◆ Job: Reproduce only the lines that begin at the line with "Output the text content of this document." and run to the end of the entries; omit every picture.

◆ The input:

------------------------------------------------------------------------

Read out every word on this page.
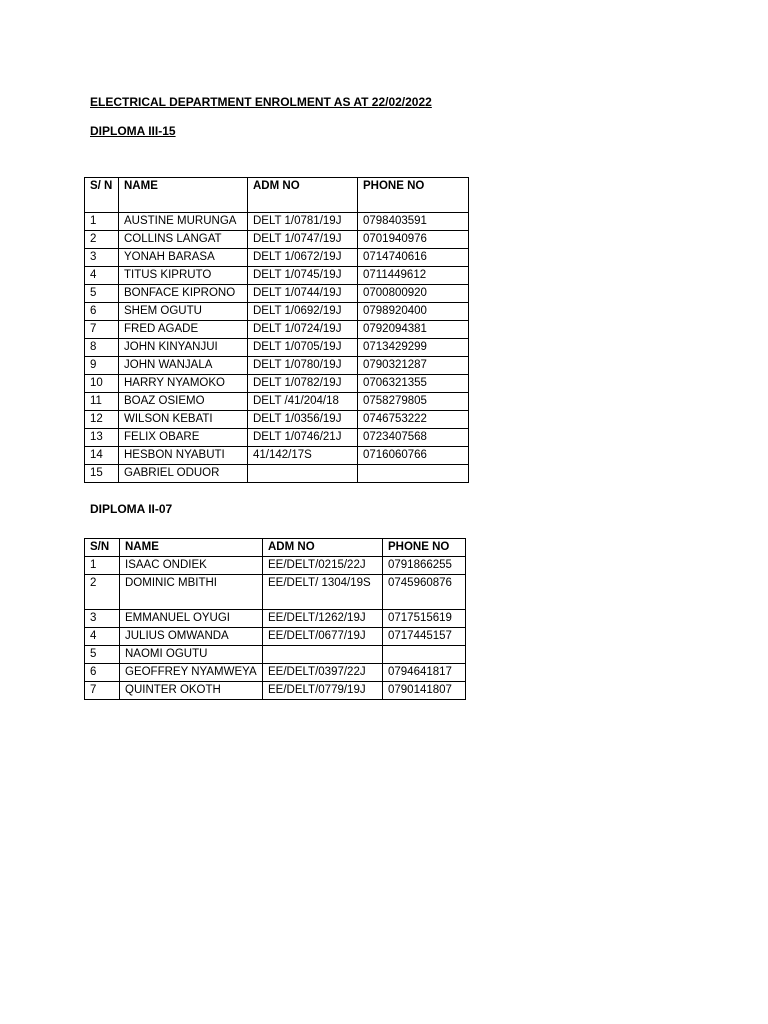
ELECTRICAL DEPARTMENT ENROLMENT AS AT 22/02/2022
DIPLOMA III-15
S/ N	NAME	ADM NO	PHONE NO
1	AUSTINE MURUNGA	DELT 1/0781/19J	0798403591
2	COLLINS LANGAT	DELT 1/0747/19J	0701940976
3	YONAH BARASA	DELT 1/0672/19J	0714740616
4	TITUS KIPRUTO	DELT 1/0745/19J	0711449612
5	BONFACE KIPRONO	DELT 1/0744/19J	0700800920
6	SHEM OGUTU	DELT 1/0692/19J	0798920400
7	FRED AGADE	DELT 1/0724/19J	0792094381
8	JOHN KINYANJUI	DELT 1/0705/19J	0713429299
9	JOHN WANJALA	DELT 1/0780/19J	0790321287
10	HARRY NYAMOKO	DELT 1/0782/19J	0706321355
11	BOAZ OSIEMO	DELT /41/204/18	0758279805
12	WILSON KEBATI	DELT 1/0356/19J	0746753222
13	FELIX OBARE	DELT 1/0746/21J	0723407568
14	HESBON NYABUTI	41/142/17S	0716060766
15	GABRIEL ODUOR		
DIPLOMA II-07
S/N	NAME	ADM NO	PHONE NO
1	ISAAC ONDIEK	EE/DELT/0215/22J	0791866255
2	DOMINIC MBITHI	EE/DELT/ 1304/19S	0745960876
3	EMMANUEL OYUGI	EE/DELT/1262/19J	0717515619
4	JULIUS OMWANDA	EE/DELT/0677/19J	0717445157
5	NAOMI OGUTU		
6	GEOFFREY NYAMWEYA	EE/DELT/0397/22J	0794641817
7	QUINTER OKOTH	EE/DELT/0779/19J	0790141807
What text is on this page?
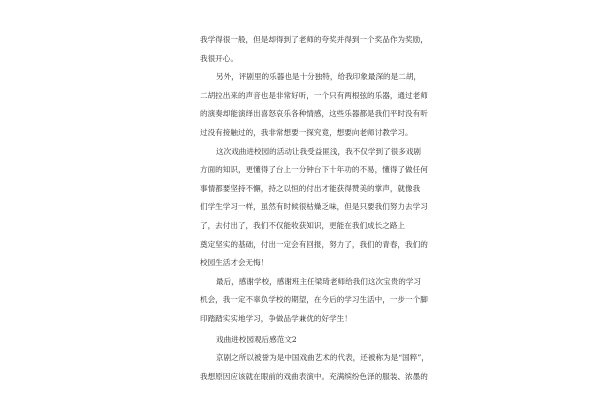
我学得很一般，但是却得到了老师的夸奖并得到一个奖品作为奖励，
我很开心。
另外，评剧里的乐器也是十分独特，给我印象最深的是二胡，
二胡拉出来的声音也是非常好听，一个只有两根弦的乐器，通过老师
的演奏却能演绎出喜怒哀乐各种情感，这些乐器都是我们平时没有听
过没有接触过的，我非常想要一探究竟，想要向老师讨教学习。
这次戏曲进校园的活动让我受益匪浅，我不仅学到了很多戏剧
方面的知识，更懂得了台上一分钟台下十年功的不易，懂得了做任何
事情都要坚持不懈，持之以恒的付出才能获得赞美的掌声，就像我
们学生学习一样，虽然有时候很枯燥乏味，但是只要我们努力去学习
了，去付出了，我们不仅能收获知识，更能在我们成长之路上
奠定坚实的基础，付出一定会有回报，努力了，我们的青春，我们的
校园生活才会无悔！
最后，感谢学校，感谢班主任梁琦老师给我们这次宝贵的学习
机会，我一定不辜负学校的期望，在今后的学习生活中，一步一个脚
印踏踏实实地学习，争做品学兼优的好学生！
戏曲进校园观后感范文2
京剧之所以被誉为是中国戏曲艺术的代表，还被称为是“国粹”，
我想原因应该就在眼前的戏曲表演中。充满缤纷色泽的服装、浓墨的
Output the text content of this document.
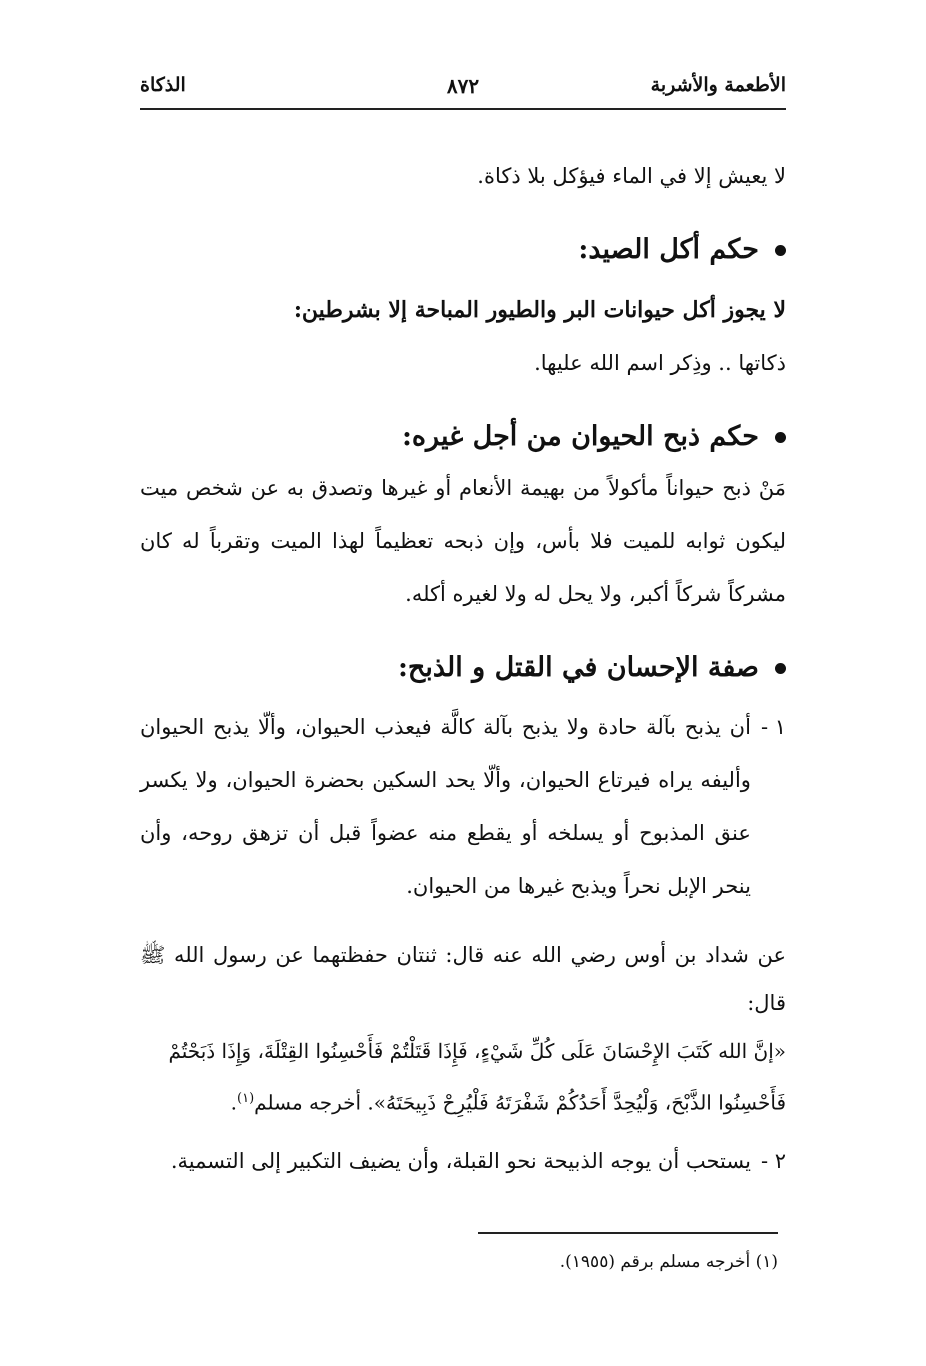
الأطعمة والأشربة
٨٧٢
الذكاة

لا يعيش إلا في الماء فيؤكل بلا ذكاة.

حكم أكل الصيد:

لا يجوز أكل حيوانات البر والطيور المباحة إلا بشرطين:

ذكاتها .. وذِكر اسم الله عليها.

حكم ذبح الحيوان من أجل غيره:

مَنْ ذبح حيواناً مأكولاً من بهيمة الأنعام أو غيرها وتصدق به عن شخص ميت ليكون ثوابه للميت فلا بأس، وإن ذبحه تعظيماً لهذا الميت وتقرباً له كان مشركاً شركاً أكبر، ولا يحل له ولا لغيره أكله.

صفة الإحسان في القتل و الذبح:
١ -
أن يذبح بآلة حادة ولا يذبح بآلة كالَّة فيعذب الحيوان، وألّا يذبح الحيوان وأليفه يراه فيرتاع الحيوان، وألّا يحد السكين بحضرة الحيوان، ولا يكسر عنق المذبوح أو يسلخه أو يقطع منه عضواً قبل أن تزهق روحه، وأن ينحر الإبل نحراً ويذبح غيرها من الحيوان.

عن شداد بن أوس رضي الله عنه قال: ثنتان حفظتهما عن رسول الله ﷺ قال:

«إنَّ الله كَتَبَ الإِحْسَانَ عَلَى كُلِّ شَيْءٍ، فَإِذَا قَتَلْتُمْ فَأَحْسِنُوا القِتْلَةَ، وَإِذَا ذَبَحْتُمْ

فَأَحْسِنُوا الذَّبْحَ، وَلْيُحِدَّ أَحَدُكُمْ شَفْرَتَهُ فَلْيُرِحْ ذَبِيحَتَهُ». أخرجه مسلم$^{(١)}$.

٢ -
يستحب أن يوجه الذبيحة نحو القبلة، وأن يضيف التكبير إلى التسمية.
(١) أخرجه مسلم برقم (١٩٥٥).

------------------------------------------------------------------------

◆ Solution to this task:
Output the text content of this document.
الأطعمة والأشربة
٨٧٢
الذكاة

لا يعيش إلا في الماء فيؤكل بلا ذكاة.

حكم أكل الصيد:

لا يجوز أكل حيوانات البر والطيور المباحة إلا بشرطين:

ذكاتها .. وذِكر اسم الله عليها.

حكم ذبح الحيوان من أجل غيره:

مَنْ ذبح حيواناً مأكولاً من بهيمة الأنعام أو غيرها وتصدق به عن شخص ميت ليكون ثوابه للميت فلا بأس، وإن ذبحه تعظيماً لهذا الميت وتقرباً له كان مشركاً شركاً أكبر، ولا يحل له ولا لغيره أكله.

صفة الإحسان في القتل و الذبح:
١ -
أن يذبح بآلة حادة ولا يذبح بآلة كالَّة فيعذب الحيوان، وألّا يذبح الحيوان وأليفه يراه فيرتاع الحيوان، وألّا يحد السكين بحضرة الحيوان، ولا يكسر عنق المذبوح أو يسلخه أو يقطع منه عضواً قبل أن تزهق روحه، وأن ينحر الإبل نحراً ويذبح غيرها من الحيوان.

عن شداد بن أوس رضي الله عنه قال: ثنتان حفظتهما عن رسول الله ﷺ قال:

«إنَّ الله كَتَبَ الإِحْسَانَ عَلَى كُلِّ شَيْءٍ، فَإِذَا قَتَلْتُمْ فَأَحْسِنُوا القِتْلَةَ، وَإِذَا ذَبَحْتُمْ

فَأَحْسِنُوا الذَّبْحَ، وَلْيُحِدَّ أَحَدُكُمْ شَفْرَتَهُ فَلْيُرِحْ ذَبِيحَتَهُ». أخرجه مسلم$^{(١)}$.

٢ -
يستحب أن يوجه الذبيحة نحو القبلة، وأن يضيف التكبير إلى التسمية.
(١) أخرجه مسلم برقم (١٩٥٥).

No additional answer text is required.